| curve2time_unc_anchor {WaverideR} | R Documentation |
Anchor an age model including its uncertainty to a single radiometric data
Description
Anchor an age model including its uncertainty to a single radiometric which has a known uncertainty and a known uncertainty in bed location. the model also allows for the addition of gap(s) in the record with a known durations. if no single radiometric date is specified then the gap(s) will be added to the original age-model
Usage
curve2time_unc_anchor(
tracked_cycle_curve = NULL,
tracked_cycle_period = NULL,
tracked_cycle_period_unc = NULL,
tracked_cycle_period_unc_dist = "n",
achor_age = NULL,
achor_SD = NULL,
achor_depth = NULL,
achor_depth_unc = NULL,
achor_depth_unc_dist = "u",
gap_depth = NULL,
gap_dur = NULL,
gap_unc = NULL,
gap_unc_dist = "n",
n_simulations = NULL,
output = 1
)

*GIVEN RECORDS*.
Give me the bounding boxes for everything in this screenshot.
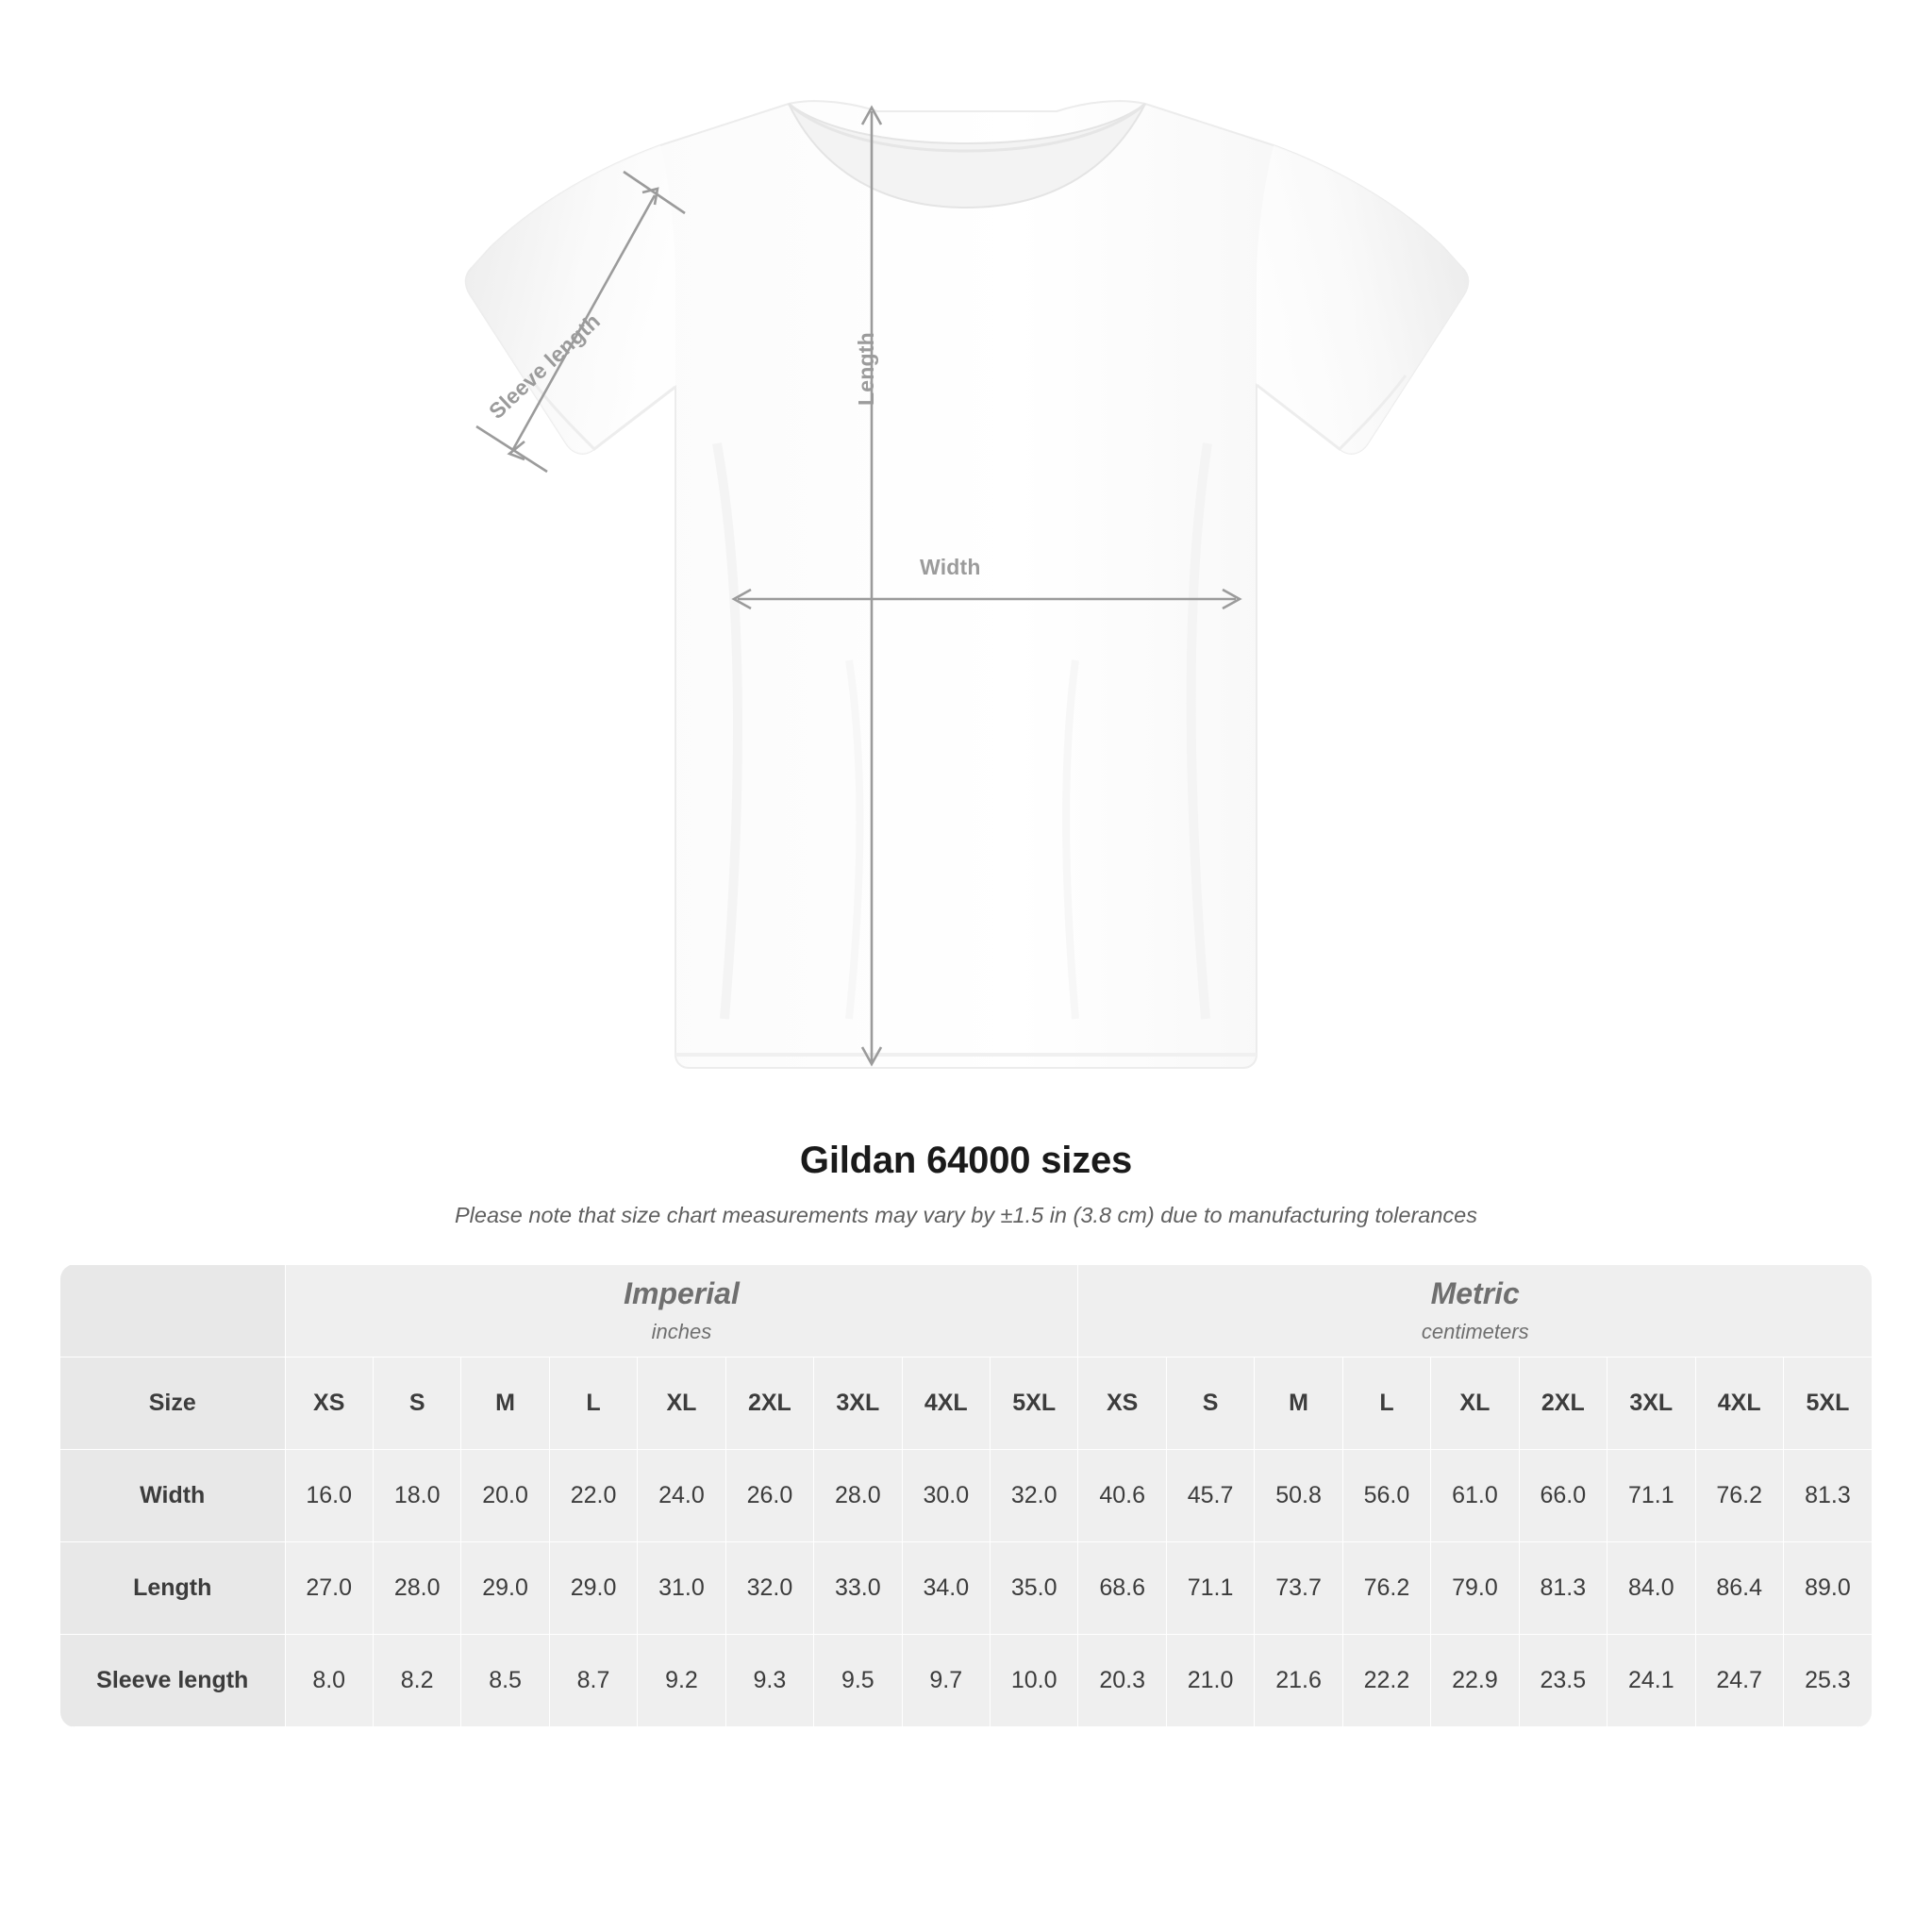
table-cell: 32.0 (991, 1450, 1078, 1542)
table-cell: 28.0 (814, 1450, 902, 1542)
table-cell: 32.0 (725, 1542, 813, 1635)
table-cell: 9.7 (902, 1635, 990, 1727)
row-label-width: Width (60, 1450, 285, 1542)
table-cell: 21.6 (1255, 1635, 1342, 1727)
table-row (60, 1542, 1872, 1635)
size-header-cell: XS (285, 1357, 373, 1450)
table-cell: 89.0 (1783, 1542, 1872, 1635)
table-cell: 40.6 (1078, 1450, 1166, 1542)
table-cell: 29.0 (549, 1542, 637, 1635)
table-cell: 71.1 (1607, 1450, 1695, 1542)
sleeve-tick-bottom (476, 426, 547, 472)
table-cell: 8.5 (461, 1635, 549, 1727)
table-cell: 10.0 (991, 1635, 1078, 1727)
table-cell: 76.2 (1695, 1450, 1783, 1542)
table-cell: 18.0 (373, 1450, 460, 1542)
table-cell: 22.9 (1431, 1635, 1519, 1727)
width-dimension-label: Width (920, 555, 981, 579)
table-cell: 33.0 (814, 1542, 902, 1635)
table-cell: 24.1 (1607, 1635, 1695, 1727)
row-label-sleeve-length: Sleeve length (60, 1635, 285, 1727)
size-header-cell: 5XL (1783, 1357, 1872, 1450)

*PROMPT 1*. Reproduce the curve2time_unc_anchor documentation in full, word for word.
*PROMPT 2*. In the rows, rename "table-cell" as "grid-cell" throughout the stretch from the line containing "table-cell: 32.0 (991, 1450, 1078, 1542)" through the last row, and give only those lines with nothing else changed.

*COMPLETE ANSWER 1*.
| curve2time_unc_anchor {WaverideR} | R Documentation |
Anchor an age model including its uncertainty to a single radiometric data
Description
Anchor an age model including its uncertainty to a single radiometric which has a known uncertainty and a known uncertainty in bed location. the model also allows for the addition of gap(s) in the record with a known durations. if no single radiometric date is specified then the gap(s) will be added to the original age-model
Usage
curve2time_unc_anchor(
tracked_cycle_curve = NULL,
tracked_cycle_period = NULL,
tracked_cycle_period_unc = NULL,
tracked_cycle_period_unc_dist = "n",
achor_age = NULL,
achor_SD = NULL,
achor_depth = NULL,
achor_depth_unc = NULL,
achor_depth_unc_dist = "u",
gap_depth = NULL,
gap_dur = NULL,
gap_unc = NULL,
gap_unc_dist = "n",
n_simulations = NULL,
output = 1
)

*COMPLETE ANSWER 2*.
grid-cell: 32.0 (991, 1450, 1078, 1542)
grid-cell: 28.0 (814, 1450, 902, 1542)
grid-cell: 32.0 (725, 1542, 813, 1635)
grid-cell: 9.7 (902, 1635, 990, 1727)
row-label-width: Width (60, 1450, 285, 1542)
grid-cell: 21.6 (1255, 1635, 1342, 1727)
table-row (60, 1542, 1872, 1635)
size-header-cell: XS (285, 1357, 373, 1450)
grid-cell: 89.0 (1783, 1542, 1872, 1635)
grid-cell: 40.6 (1078, 1450, 1166, 1542)
grid-cell: 29.0 (549, 1542, 637, 1635)
grid-cell: 71.1 (1607, 1450, 1695, 1542)
sleeve-tick-bottom (476, 426, 547, 472)
grid-cell: 8.5 (461, 1635, 549, 1727)
grid-cell: 10.0 (991, 1635, 1078, 1727)
grid-cell: 76.2 (1695, 1450, 1783, 1542)
grid-cell: 18.0 (373, 1450, 460, 1542)
grid-cell: 22.9 (1431, 1635, 1519, 1727)
width-dimension-label: Width (920, 555, 981, 579)
grid-cell: 33.0 (814, 1542, 902, 1635)
grid-cell: 24.1 (1607, 1635, 1695, 1727)
row-label-sleeve-length: Sleeve length (60, 1635, 285, 1727)
size-header-cell: 5XL (1783, 1357, 1872, 1450)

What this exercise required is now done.